:: What to do ::
Below are the records. Count the lines containing the string "alternatives", and reply with the number alone.
— START Provided material —
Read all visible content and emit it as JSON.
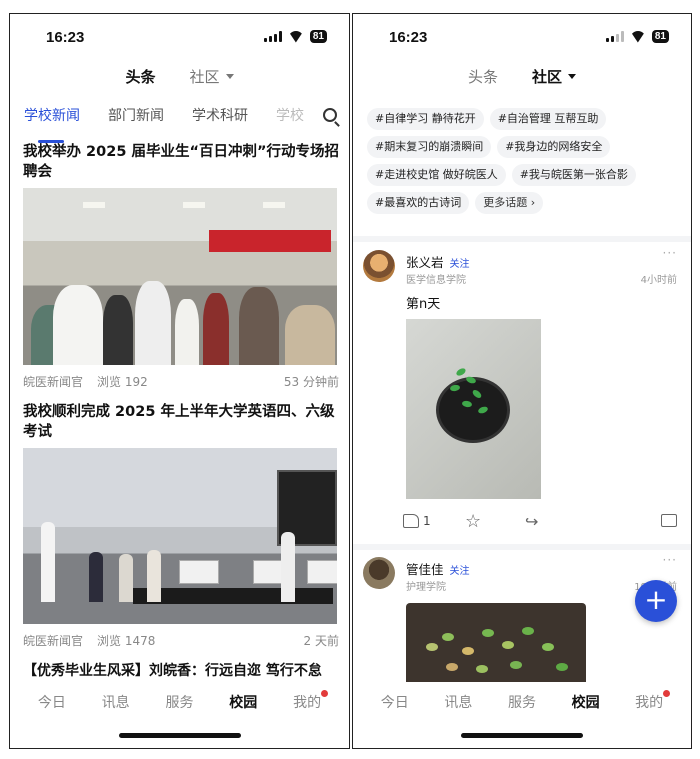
{
  "status_bar": {
    "time": "16:23",
    "battery": "81"
  },
  "left": {
    "top_tabs": [
      {
        "label": "头条"
      },
      {
        "label": "社区"
      }
    ],
    "sub_tabs": [
      {
        "label": "学校新闻"
      },
      {
        "label": "部门新闻"
      },
      {
        "label": "学术科研"
      },
      {
        "label": "学校"
      }
    ],
    "articles": [
      {
        "title": "我校举办 2025 届毕业生“百日冲刺”行动专场招聘会",
        "source": "皖医新闻官",
        "views": "浏览 192",
        "time": "53 分钟前"
      },
      {
        "title": "我校顺利完成 2025 年上半年大学英语四、六级考试",
        "source": "皖医新闻官",
        "views": "浏览 1478",
        "time": "2 天前"
      }
    ],
    "teaser": "【优秀毕业生风采】刘皖香：行远自迩  笃行不怠"
  },
  "right": {
    "top_tabs": [
      {
        "label": "头条"
      },
      {
        "label": "社区"
      }
    ],
    "tags": [
      "#自律学习 静待花开",
      "#自治管理 互帮互助",
      "#期末复习的崩溃瞬间",
      "#我身边的网络安全",
      "#走进校史馆 做好皖医人",
      "#我与皖医第一张合影",
      "#最喜欢的古诗词"
    ],
    "more_topics": "更多话题  ›",
    "posts": [
      {
        "name": "张义岩",
        "follow": "关注",
        "dept": "医学信息学院",
        "time": "4小时前",
        "content": "第n天",
        "likes": "1"
      },
      {
        "name": "管佳佳",
        "follow": "关注",
        "dept": "护理学院",
        "time": "19小时前"
      }
    ],
    "fab": "+"
  },
  "bottom_nav": [
    {
      "label": "今日"
    },
    {
      "label": "讯息"
    },
    {
      "label": "服务"
    },
    {
      "label": "校园"
    },
    {
      "label": "我的"
    }
  ],
  "colors": {
    "accent": "#2a50d8",
    "badge": "#e23b3b"
  }
}
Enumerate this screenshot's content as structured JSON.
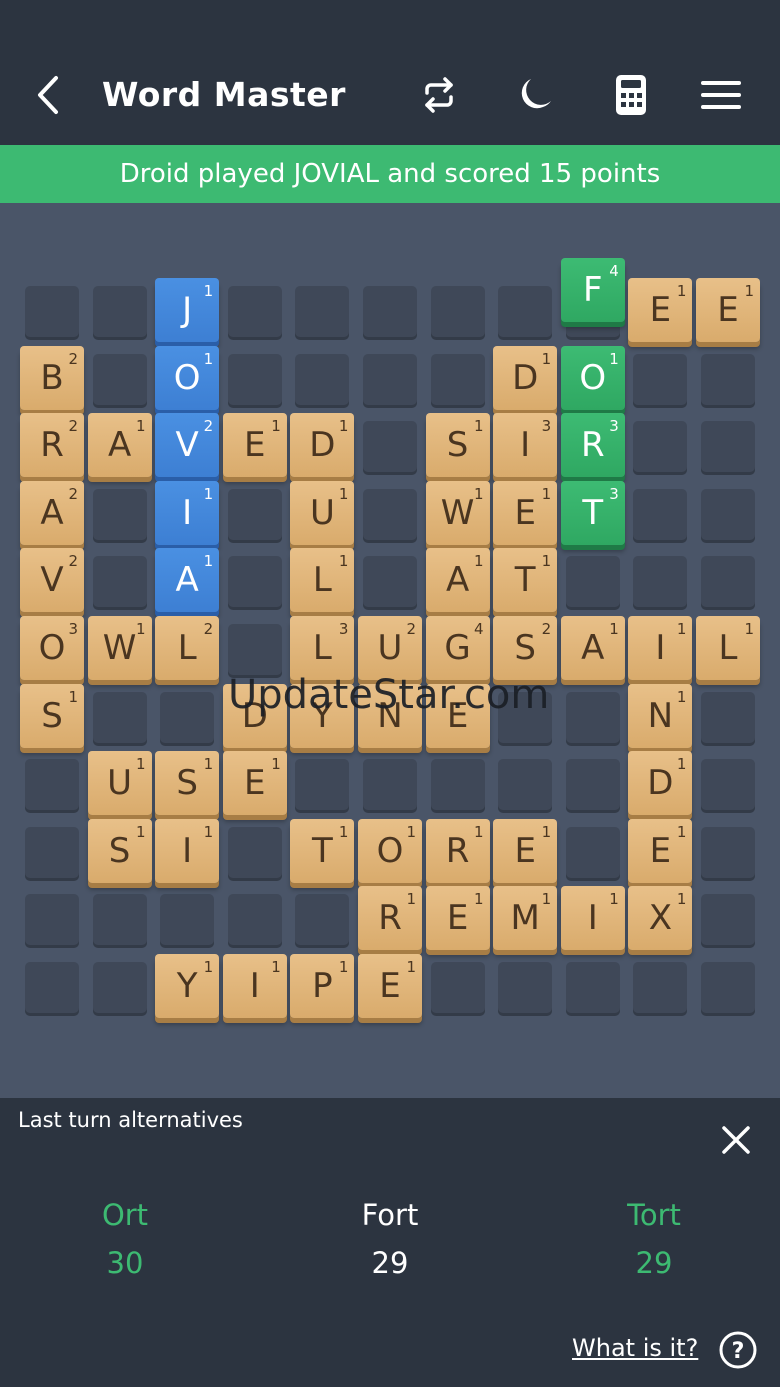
{
  "header": {
    "title": "Word Master"
  },
  "banner": {
    "text": "Droid played JOVIAL and scored 15 points"
  },
  "board": {
    "tiles": [
      {
        "letter": "J",
        "score": "1",
        "col": 2,
        "row": 0,
        "color": "blue"
      },
      {
        "letter": "F",
        "score": "4",
        "col": 8,
        "row": 0,
        "color": "green",
        "lift": 1
      },
      {
        "letter": "E",
        "score": "1",
        "col": 9,
        "row": 0
      },
      {
        "letter": "E",
        "score": "1",
        "col": 10,
        "row": 0
      },
      {
        "letter": "B",
        "score": "2",
        "col": 0,
        "row": 1
      },
      {
        "letter": "O",
        "score": "1",
        "col": 2,
        "row": 1,
        "color": "blue"
      },
      {
        "letter": "D",
        "score": "1",
        "col": 7,
        "row": 1
      },
      {
        "letter": "O",
        "score": "1",
        "col": 8,
        "row": 1,
        "color": "green"
      },
      {
        "letter": "R",
        "score": "2",
        "col": 0,
        "row": 2
      },
      {
        "letter": "A",
        "score": "1",
        "col": 1,
        "row": 2
      },
      {
        "letter": "V",
        "score": "2",
        "col": 2,
        "row": 2,
        "color": "blue"
      },
      {
        "letter": "E",
        "score": "1",
        "col": 3,
        "row": 2
      },
      {
        "letter": "D",
        "score": "1",
        "col": 4,
        "row": 2
      },
      {
        "letter": "S",
        "score": "1",
        "col": 6,
        "row": 2
      },
      {
        "letter": "I",
        "score": "3",
        "col": 7,
        "row": 2
      },
      {
        "letter": "R",
        "score": "3",
        "col": 8,
        "row": 2,
        "color": "green"
      },
      {
        "letter": "A",
        "score": "2",
        "col": 0,
        "row": 3
      },
      {
        "letter": "I",
        "score": "1",
        "col": 2,
        "row": 3,
        "color": "blue"
      },
      {
        "letter": "U",
        "score": "1",
        "col": 4,
        "row": 3
      },
      {
        "letter": "W",
        "score": "1",
        "col": 6,
        "row": 3
      },
      {
        "letter": "E",
        "score": "1",
        "col": 7,
        "row": 3
      },
      {
        "letter": "T",
        "score": "3",
        "col": 8,
        "row": 3,
        "color": "green"
      },
      {
        "letter": "V",
        "score": "2",
        "col": 0,
        "row": 4
      },
      {
        "letter": "A",
        "score": "1",
        "col": 2,
        "row": 4,
        "color": "blue"
      },
      {
        "letter": "L",
        "score": "1",
        "col": 4,
        "row": 4
      },
      {
        "letter": "A",
        "score": "1",
        "col": 6,
        "row": 4
      },
      {
        "letter": "T",
        "score": "1",
        "col": 7,
        "row": 4
      },
      {
        "letter": "O",
        "score": "3",
        "col": 0,
        "row": 5
      },
      {
        "letter": "W",
        "score": "1",
        "col": 1,
        "row": 5
      },
      {
        "letter": "L",
        "score": "2",
        "col": 2,
        "row": 5
      },
      {
        "letter": "L",
        "score": "3",
        "col": 4,
        "row": 5
      },
      {
        "letter": "U",
        "score": "2",
        "col": 5,
        "row": 5
      },
      {
        "letter": "G",
        "score": "4",
        "col": 6,
        "row": 5
      },
      {
        "letter": "S",
        "score": "2",
        "col": 7,
        "row": 5
      },
      {
        "letter": "A",
        "score": "1",
        "col": 8,
        "row": 5
      },
      {
        "letter": "I",
        "score": "1",
        "col": 9,
        "row": 5
      },
      {
        "letter": "L",
        "score": "1",
        "col": 10,
        "row": 5
      },
      {
        "letter": "S",
        "score": "1",
        "col": 0,
        "row": 6
      },
      {
        "letter": "D",
        "score": "",
        "col": 3,
        "row": 6
      },
      {
        "letter": "Y",
        "score": "",
        "col": 4,
        "row": 6
      },
      {
        "letter": "N",
        "score": "",
        "col": 5,
        "row": 6
      },
      {
        "letter": "E",
        "score": "",
        "col": 6,
        "row": 6
      },
      {
        "letter": "N",
        "score": "1",
        "col": 9,
        "row": 6
      },
      {
        "letter": "U",
        "score": "1",
        "col": 1,
        "row": 7
      },
      {
        "letter": "S",
        "score": "1",
        "col": 2,
        "row": 7
      },
      {
        "letter": "E",
        "score": "1",
        "col": 3,
        "row": 7
      },
      {
        "letter": "D",
        "score": "1",
        "col": 9,
        "row": 7
      },
      {
        "letter": "S",
        "score": "1",
        "col": 1,
        "row": 8
      },
      {
        "letter": "I",
        "score": "1",
        "col": 2,
        "row": 8
      },
      {
        "letter": "T",
        "score": "1",
        "col": 4,
        "row": 8
      },
      {
        "letter": "O",
        "score": "1",
        "col": 5,
        "row": 8
      },
      {
        "letter": "R",
        "score": "1",
        "col": 6,
        "row": 8
      },
      {
        "letter": "E",
        "score": "1",
        "col": 7,
        "row": 8
      },
      {
        "letter": "E",
        "score": "1",
        "col": 9,
        "row": 8
      },
      {
        "letter": "R",
        "score": "1",
        "col": 5,
        "row": 9
      },
      {
        "letter": "E",
        "score": "1",
        "col": 6,
        "row": 9
      },
      {
        "letter": "M",
        "score": "1",
        "col": 7,
        "row": 9
      },
      {
        "letter": "I",
        "score": "1",
        "col": 8,
        "row": 9
      },
      {
        "letter": "X",
        "score": "1",
        "col": 9,
        "row": 9
      },
      {
        "letter": "Y",
        "score": "1",
        "col": 2,
        "row": 10
      },
      {
        "letter": "I",
        "score": "1",
        "col": 3,
        "row": 10
      },
      {
        "letter": "P",
        "score": "1",
        "col": 4,
        "row": 10
      },
      {
        "letter": "E",
        "score": "1",
        "col": 5,
        "row": 10
      }
    ]
  },
  "watermark": "UpdateStar.com",
  "panel": {
    "title": "Last turn alternatives",
    "alternatives": [
      {
        "word": "Ort",
        "points": "30",
        "color": "#3dba72"
      },
      {
        "word": "Fort",
        "points": "29",
        "color": "#ffffff"
      },
      {
        "word": "Tort",
        "points": "29",
        "color": "#3dba72"
      }
    ],
    "what_link": "What is it?",
    "help_glyph": "?"
  },
  "icons": [
    "back-arrow-icon",
    "swap-icon",
    "moon-icon",
    "calculator-icon",
    "menu-icon",
    "close-icon",
    "help-icon"
  ]
}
— END Provided material —
:: Result of this exercise ::
2